▸ **Problem to solve**:
Below are some records: retype them all exactly, but not the pictures.

▸ **Data extract**:
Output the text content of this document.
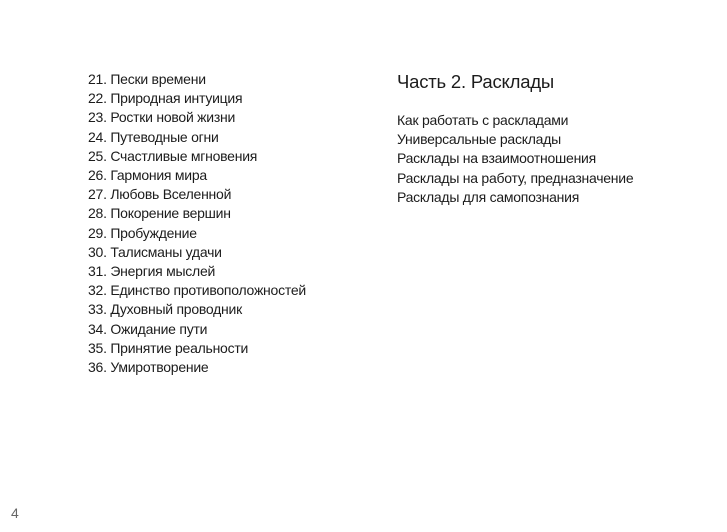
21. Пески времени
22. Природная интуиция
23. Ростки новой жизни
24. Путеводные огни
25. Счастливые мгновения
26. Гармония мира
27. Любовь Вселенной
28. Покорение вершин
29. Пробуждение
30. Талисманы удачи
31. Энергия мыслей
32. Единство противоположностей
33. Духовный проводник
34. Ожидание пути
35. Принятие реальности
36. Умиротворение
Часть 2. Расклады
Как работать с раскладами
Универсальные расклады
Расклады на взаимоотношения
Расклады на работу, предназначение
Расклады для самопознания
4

▸ **Completed exercise**:
Output the text content of this document.
21. Пески времени
22. Природная интуиция
23. Ростки новой жизни
24. Путеводные огни
25. Счастливые мгновения
26. Гармония мира
27. Любовь Вселенной
28. Покорение вершин
29. Пробуждение
30. Талисманы удачи
31. Энергия мыслей
32. Единство противоположностей
33. Духовный проводник
34. Ожидание пути
35. Принятие реальности
36. Умиротворение
Часть 2. Расклады
Как работать с раскладами
Универсальные расклады
Расклады на взаимоотношения
Расклады на работу, предназначение
Расклады для самопознания
4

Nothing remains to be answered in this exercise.